* **Work to do**
(a) Determine whether each of the following statements agrees with the commit description on queuing volume flushes in the Windows driver, answering yes or no and quoting the decisive words of the text: (i) flushes are represented as zero-length queue items handled by the I/O thread; (ii) the change also covers system-encryption and boot-drive paths; (iii) the best-effort flush of host handles is performed before the encrypted I/O queue has drained.
(b) Render into French the following sentence from the commit description on queuing volume flushes in the Windows driver: "This keeps the change focused on ordinary mounted-volume flush ordering and avoids system-encryption, boot-drive, and header-update paths."
(c) Transcribe the portion of the commit on queuing volume flushes in the Windows driver between "Windows driver: queue" and "to the caller.", inclusive.

:: Text excerpt ::

Windows driver: queue volume flushes as ordered barriers

Route IRP_MJ_FLUSH_BUFFERS through EncryptedIoQueue for mounted writable non-system volumes. Flushes are represented as zero-length queue items handled by the I/O thread, so ZwFlushBuffersFile runs after earlier encrypted write fragments before completing to the caller.

Also perform a best-effort ZwFlushBuffersFile before closing writable mounted-volume host handles, after the encrypted I/O queue has drained, so clean dismount/shutdown paths push the host file or raw device before close.

This keeps the change focused on ordinary mounted-volume flush ordering and avoids system-encryption, boot-drive, and header-update paths.
This commit is contained in:
Mounir IDRASSI
2026-05-21 09:57:35 +09:00
parent 79bee911be
commit d1f73ce429
4 changed files with 83 additions and 3 deletions

View File

@@ -249,7 +249,7 @@ static void OnItemCompleted (EncryptedIoQueueItem *item, BOOL freeItem)
DecrementOutstandingIoCount (item->Queue);
IoReleaseRemoveLock (&item->Queue->RemoveLock, item->OriginalIrp);
if (NT_SUCCESS (item->Status))
if (NT_SUCCESS (item->Status) && !item->Flush)
{
if (item->Write)
item->Queue->TotalBytesWritten += item->OriginalLength;
@@ -630,6 +630,29 @@ static VOID IoThreadProc (PVOID threadArg)
InterlockedDecrement (&queue->IoThreadPendingRequestCount);
request = CONTAINING_RECORD (listEntry, EncryptedIoRequest, ListEntry);
if (request->Item->Flush)
{
#ifdef TC_TRACE_IO_QUEUE
Dump ("F [%I64d]\n", GetElapsedTime (&queue->LastPerformanceCounter));
#endif
if (NT_SUCCESS (request->Item->Status))
{
if (queue->HostFileHandle)
{
IO_STATUS_BLOCK ioStatus;
request->Item->Status = ZwFlushBuffersFile (queue->HostFileHandle, &ioStatus);
}
else
{
request->Item->Status = STATUS_DEVICE_NOT_READY;
}
}
HandleCompleteOriginalIrp (queue, request);
ReleasePoolBuffer (queue, request);
continue;
}
#ifdef TC_TRACE_IO_QUEUE
Dump ("%c %I64d [%I64d] roff=%I64d rlen=%d\n", request->Item->Write ? 'W' : 'R', request->Item->OriginalIrpOffset.QuadPart, GetElapsedTime (&queue->LastPerformanceCounter), request->Offset.QuadPart, request->Length);
#endif
@@ -832,6 +855,7 @@ static VOID MainThreadProc (PVOID threadArg)

:::
:: Data shown ::

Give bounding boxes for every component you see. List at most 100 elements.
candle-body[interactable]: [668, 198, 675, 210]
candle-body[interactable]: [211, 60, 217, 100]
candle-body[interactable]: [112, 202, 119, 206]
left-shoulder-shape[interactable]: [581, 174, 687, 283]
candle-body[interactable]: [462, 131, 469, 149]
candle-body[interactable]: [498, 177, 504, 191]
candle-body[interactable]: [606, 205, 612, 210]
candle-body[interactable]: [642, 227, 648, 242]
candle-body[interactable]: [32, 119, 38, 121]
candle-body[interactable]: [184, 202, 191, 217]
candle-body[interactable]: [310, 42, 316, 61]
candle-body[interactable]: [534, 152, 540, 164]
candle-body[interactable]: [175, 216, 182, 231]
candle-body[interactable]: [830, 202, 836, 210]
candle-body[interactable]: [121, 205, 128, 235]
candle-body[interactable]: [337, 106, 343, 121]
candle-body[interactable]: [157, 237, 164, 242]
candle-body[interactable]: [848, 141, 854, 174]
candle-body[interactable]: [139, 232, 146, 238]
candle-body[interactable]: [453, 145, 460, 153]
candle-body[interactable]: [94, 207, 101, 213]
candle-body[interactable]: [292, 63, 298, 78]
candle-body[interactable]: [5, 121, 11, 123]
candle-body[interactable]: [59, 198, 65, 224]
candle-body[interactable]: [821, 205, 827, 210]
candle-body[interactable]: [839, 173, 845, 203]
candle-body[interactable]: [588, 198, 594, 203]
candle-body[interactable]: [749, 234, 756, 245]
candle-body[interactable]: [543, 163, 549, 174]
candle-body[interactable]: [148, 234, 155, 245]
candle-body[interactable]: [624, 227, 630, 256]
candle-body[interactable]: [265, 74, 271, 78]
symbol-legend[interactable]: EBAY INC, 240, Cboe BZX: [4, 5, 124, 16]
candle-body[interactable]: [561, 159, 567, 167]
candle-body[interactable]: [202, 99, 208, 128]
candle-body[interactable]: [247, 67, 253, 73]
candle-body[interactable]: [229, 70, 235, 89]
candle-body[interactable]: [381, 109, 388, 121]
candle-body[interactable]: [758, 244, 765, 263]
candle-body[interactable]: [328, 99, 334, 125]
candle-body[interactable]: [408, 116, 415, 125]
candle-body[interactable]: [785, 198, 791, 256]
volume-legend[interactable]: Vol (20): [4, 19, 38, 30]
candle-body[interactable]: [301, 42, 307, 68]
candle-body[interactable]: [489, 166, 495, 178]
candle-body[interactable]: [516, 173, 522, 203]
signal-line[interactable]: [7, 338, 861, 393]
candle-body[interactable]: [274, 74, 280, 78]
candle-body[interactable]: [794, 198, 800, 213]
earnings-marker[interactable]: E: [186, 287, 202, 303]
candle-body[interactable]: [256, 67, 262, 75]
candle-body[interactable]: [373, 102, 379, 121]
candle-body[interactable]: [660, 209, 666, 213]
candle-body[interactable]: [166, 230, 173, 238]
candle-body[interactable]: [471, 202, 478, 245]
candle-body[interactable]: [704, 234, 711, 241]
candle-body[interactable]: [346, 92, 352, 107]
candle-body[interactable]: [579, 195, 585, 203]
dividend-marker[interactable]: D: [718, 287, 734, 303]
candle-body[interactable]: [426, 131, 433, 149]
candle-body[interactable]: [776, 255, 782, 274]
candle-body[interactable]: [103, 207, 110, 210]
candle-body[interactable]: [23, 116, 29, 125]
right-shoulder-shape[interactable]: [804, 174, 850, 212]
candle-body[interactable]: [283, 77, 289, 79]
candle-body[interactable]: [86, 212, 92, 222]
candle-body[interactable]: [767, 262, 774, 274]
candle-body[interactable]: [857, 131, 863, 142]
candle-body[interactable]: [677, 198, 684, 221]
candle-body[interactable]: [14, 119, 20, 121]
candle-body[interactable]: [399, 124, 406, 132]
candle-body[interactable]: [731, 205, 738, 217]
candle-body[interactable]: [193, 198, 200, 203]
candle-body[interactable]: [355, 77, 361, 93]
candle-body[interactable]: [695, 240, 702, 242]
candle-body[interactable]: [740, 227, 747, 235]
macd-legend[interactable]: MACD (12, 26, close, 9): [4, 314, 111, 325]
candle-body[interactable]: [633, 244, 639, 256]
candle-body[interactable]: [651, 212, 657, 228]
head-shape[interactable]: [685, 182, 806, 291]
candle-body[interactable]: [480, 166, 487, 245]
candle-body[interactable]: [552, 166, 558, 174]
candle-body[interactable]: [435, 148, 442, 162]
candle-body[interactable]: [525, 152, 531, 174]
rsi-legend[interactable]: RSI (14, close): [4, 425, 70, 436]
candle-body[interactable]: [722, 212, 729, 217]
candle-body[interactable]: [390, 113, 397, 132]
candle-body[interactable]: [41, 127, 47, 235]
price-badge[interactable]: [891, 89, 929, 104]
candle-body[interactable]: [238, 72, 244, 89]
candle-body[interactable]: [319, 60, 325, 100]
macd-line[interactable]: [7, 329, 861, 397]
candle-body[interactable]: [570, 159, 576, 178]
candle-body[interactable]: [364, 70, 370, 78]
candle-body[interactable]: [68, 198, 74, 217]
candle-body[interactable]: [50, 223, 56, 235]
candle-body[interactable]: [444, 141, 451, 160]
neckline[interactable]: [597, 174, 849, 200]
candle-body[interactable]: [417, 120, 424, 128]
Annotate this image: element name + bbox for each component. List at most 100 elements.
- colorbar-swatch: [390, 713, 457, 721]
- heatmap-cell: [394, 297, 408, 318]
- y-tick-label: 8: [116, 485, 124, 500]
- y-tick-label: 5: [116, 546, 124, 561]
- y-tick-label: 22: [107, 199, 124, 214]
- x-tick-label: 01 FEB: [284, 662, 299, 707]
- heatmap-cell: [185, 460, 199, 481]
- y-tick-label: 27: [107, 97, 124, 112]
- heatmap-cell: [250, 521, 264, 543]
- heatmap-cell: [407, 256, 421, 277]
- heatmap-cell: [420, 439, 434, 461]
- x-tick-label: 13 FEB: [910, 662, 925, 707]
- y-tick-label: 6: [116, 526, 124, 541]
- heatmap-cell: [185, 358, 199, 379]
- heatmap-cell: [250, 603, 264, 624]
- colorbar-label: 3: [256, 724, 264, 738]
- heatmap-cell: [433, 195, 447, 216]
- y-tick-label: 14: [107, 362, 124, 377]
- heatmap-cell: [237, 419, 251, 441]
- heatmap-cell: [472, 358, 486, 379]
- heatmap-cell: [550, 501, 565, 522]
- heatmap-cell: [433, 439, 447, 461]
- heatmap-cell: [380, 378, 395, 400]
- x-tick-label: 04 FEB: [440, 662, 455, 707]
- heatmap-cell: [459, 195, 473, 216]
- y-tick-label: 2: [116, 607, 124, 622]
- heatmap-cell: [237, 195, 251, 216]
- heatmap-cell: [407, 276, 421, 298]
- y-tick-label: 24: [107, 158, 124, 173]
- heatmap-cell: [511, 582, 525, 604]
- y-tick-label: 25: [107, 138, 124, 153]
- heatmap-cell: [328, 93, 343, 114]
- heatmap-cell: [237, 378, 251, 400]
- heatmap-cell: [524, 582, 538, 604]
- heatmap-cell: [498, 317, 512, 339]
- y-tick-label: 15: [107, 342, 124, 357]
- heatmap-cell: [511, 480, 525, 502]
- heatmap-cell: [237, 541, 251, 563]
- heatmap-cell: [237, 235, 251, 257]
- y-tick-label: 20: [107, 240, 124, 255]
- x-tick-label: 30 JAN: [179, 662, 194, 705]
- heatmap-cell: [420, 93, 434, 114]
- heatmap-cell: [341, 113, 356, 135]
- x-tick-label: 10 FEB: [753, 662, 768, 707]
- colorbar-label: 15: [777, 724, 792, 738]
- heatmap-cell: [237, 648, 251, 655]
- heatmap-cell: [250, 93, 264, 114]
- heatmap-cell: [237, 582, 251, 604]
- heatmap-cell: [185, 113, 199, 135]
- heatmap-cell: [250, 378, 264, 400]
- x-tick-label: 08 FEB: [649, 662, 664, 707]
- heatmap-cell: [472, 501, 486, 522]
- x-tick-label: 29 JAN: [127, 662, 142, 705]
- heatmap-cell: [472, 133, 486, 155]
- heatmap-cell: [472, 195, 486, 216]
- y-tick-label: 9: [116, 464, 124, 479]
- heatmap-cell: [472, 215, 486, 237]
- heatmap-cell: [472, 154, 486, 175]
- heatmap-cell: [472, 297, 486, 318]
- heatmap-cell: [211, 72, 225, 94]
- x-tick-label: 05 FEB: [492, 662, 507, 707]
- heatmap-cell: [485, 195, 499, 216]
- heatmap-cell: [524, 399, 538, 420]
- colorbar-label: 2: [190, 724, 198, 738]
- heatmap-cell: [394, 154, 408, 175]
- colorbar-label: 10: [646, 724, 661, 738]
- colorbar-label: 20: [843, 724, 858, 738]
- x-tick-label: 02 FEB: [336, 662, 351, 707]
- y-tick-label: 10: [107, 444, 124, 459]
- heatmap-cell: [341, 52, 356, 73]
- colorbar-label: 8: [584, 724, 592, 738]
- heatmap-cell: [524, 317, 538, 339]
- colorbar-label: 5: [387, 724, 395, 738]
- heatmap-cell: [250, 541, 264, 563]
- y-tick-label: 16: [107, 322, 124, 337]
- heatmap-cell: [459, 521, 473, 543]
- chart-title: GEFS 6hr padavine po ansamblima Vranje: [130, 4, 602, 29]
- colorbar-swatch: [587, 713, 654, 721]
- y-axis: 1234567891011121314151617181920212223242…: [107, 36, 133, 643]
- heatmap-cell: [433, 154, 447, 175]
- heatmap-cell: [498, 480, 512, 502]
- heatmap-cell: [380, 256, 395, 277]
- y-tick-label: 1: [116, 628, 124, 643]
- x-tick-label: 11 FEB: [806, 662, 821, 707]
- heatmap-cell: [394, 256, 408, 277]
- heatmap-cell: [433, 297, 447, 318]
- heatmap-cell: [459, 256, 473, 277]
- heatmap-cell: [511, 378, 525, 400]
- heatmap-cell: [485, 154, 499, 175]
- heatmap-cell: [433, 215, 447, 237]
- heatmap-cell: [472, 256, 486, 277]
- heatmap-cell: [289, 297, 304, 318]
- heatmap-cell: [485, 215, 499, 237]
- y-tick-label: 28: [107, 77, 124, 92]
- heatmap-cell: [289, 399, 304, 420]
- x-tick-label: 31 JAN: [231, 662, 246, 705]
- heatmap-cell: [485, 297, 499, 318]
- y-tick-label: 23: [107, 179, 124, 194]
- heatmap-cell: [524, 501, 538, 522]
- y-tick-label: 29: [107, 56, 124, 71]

:::

* **Replies**
(a)
(i) Yes: "Flushes are represented as zero-length queue items handled by the I/O thread"
(ii) No: "avoids system-encryption, boot-drive, and header-update paths"
(iii) No: "after the encrypted I/O queue has drained"

(b) Cela permet de concentrer la modification sur l'ordonnancement ordinaire des vidages des volumes montés et d'éviter les chemins liés au chiffrement du système, au lecteur de démarrage et à la mise à jour de l'en-tête.

(c)
Windows driver: queue volume flushes as ordered barriers

Route IRP_MJ_FLUSH_BUFFERS through EncryptedIoQueue for mounted writable non-system volumes. Flushes are represented as zero-length queue items handled by the I/O thread, so ZwFlushBuffersFile runs after earlier encrypted write fragments before completing to the caller.